Every line with the word "المعجم" in it should be extracted from the data that follows.

▽

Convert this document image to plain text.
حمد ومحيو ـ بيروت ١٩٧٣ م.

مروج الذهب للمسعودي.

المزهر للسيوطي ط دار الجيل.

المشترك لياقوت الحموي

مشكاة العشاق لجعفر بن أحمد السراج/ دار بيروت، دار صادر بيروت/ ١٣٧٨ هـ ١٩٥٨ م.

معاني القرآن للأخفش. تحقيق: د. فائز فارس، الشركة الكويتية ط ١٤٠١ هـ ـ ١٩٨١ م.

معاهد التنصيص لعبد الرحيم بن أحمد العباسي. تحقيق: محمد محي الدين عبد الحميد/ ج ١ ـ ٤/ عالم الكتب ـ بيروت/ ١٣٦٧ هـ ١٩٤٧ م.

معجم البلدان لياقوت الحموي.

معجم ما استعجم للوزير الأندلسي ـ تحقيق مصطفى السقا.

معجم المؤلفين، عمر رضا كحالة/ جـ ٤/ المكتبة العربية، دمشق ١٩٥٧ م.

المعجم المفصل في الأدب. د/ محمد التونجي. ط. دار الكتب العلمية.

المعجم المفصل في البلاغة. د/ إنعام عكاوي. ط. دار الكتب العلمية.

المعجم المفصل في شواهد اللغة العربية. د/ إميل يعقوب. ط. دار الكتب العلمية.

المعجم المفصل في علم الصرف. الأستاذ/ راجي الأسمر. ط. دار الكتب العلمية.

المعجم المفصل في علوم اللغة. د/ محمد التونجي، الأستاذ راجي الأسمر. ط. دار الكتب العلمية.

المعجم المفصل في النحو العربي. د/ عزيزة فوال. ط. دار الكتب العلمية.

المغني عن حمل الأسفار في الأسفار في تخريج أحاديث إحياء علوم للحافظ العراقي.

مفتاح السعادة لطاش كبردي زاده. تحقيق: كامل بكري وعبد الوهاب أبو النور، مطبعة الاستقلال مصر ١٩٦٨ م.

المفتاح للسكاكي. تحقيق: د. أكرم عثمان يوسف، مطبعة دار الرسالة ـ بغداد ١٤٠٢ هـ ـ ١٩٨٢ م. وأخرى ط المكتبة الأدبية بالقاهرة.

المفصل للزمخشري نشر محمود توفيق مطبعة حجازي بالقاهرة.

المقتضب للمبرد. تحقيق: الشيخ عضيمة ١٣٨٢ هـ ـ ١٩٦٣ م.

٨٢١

△

## Reply to the task
المعجم المفصل في الأدب. د/ محمد التونجي. ط. دار الكتب العلمية.
المعجم المفصل في البلاغة. د/ إنعام عكاوي. ط. دار الكتب العلمية.
المعجم المفصل في شواهد اللغة العربية. د/ إميل يعقوب. ط. دار الكتب العلمية.
المعجم المفصل في علم الصرف. الأستاذ/ راجي الأسمر. ط. دار الكتب العلمية.
المعجم المفصل في علوم اللغة. د/ محمد التونجي، الأستاذ راجي الأسمر. ط. دار الكتب العلمية.
المعجم المفصل في النحو العربي. د/ عزيزة فوال. ط. دار الكتب العلمية.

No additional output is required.